I boiled eggs to mix into the tuna I planned to make later. I finished doing the laundry. I cleaned up the few dishes that were dirty… Not really a whole lot else happened until around 11:30am, which is when I got ready for my jujitsu class.

After how busy I felt things had been the previous day, and with how busy they were going to continue to be throughout the day, I didn’t feel bad about having a slack morning. It was actually really nice having my coffee in the empty living room listening to silence.

Jujitsu was fun. I met another instructor today. I learned the entry point for the back hook. I learned another choke, too. This class wasn’t as intense as the first one. Another thing I was ok with since I’m still sore. Pretty sure I already mentioned the soreness, but I also feel I need to mention it again because holy crap I haven’t been this sore since my first aikido class.

Totally non-related segway into a completely different topic…

Something that’s been itching in the back of my mind is belly dancing. I guess I didn’t get my ass kicked enough at the dojo today or maybe I need to be reminded on what the word “recovery” really means, since “doing an Internet search to find out when I can do more physically demanding things” seems to mean “recovery” to my brain.

Anyway, ever since I’ve moved to Orlando I’ve had to drive past a belly dancing studio on my way to the campus. I always thought it would be interesting to check it out. You know. See what it’s all about. Maybe have some fun with it.

While I was going to school I felt like I never had the time to go.  Then I was employed and with a constantly fluxing schedule I never got around to it, or other things had my attention, or I didn’t have  the financial means.

### Written request
Please return, word for word, the part of the journal entry that begins at the words "Totally non-related segway" and stops after "have  the financial means.". Work from the journal entry alone.

### Supplied material
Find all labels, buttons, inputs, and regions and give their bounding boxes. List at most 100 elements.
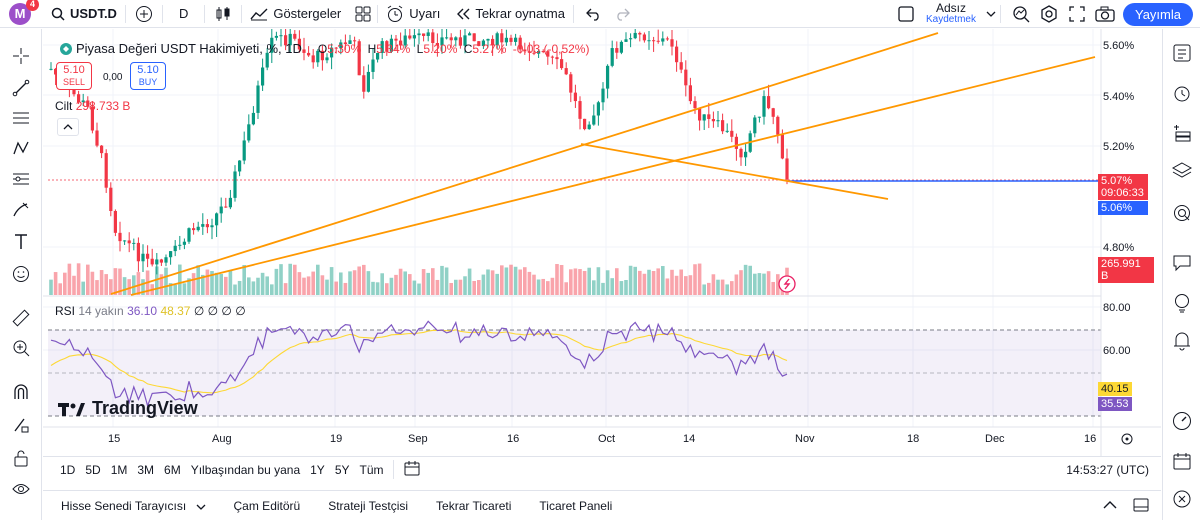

### Solution for this task
Totally non-related segway into a completely different topic…

Something that’s been itching in the back of my mind is belly dancing. I guess I didn’t get my ass kicked enough at the dojo today or maybe I need to be reminded on what the word “recovery” really means, since “doing an Internet search to find out when I can do more physically demanding things” seems to mean “recovery” to my brain.

Anyway, ever since I’ve moved to Orlando I’ve had to drive past a belly dancing studio on my way to the campus. I always thought it would be interesting to check it out. You know. See what it’s all about. Maybe have some fun with it.

While I was going to school I felt like I never had the time to go.  Then I was employed and with a constantly fluxing schedule I never got around to it, or other things had my attention, or I didn’t have  the financial means.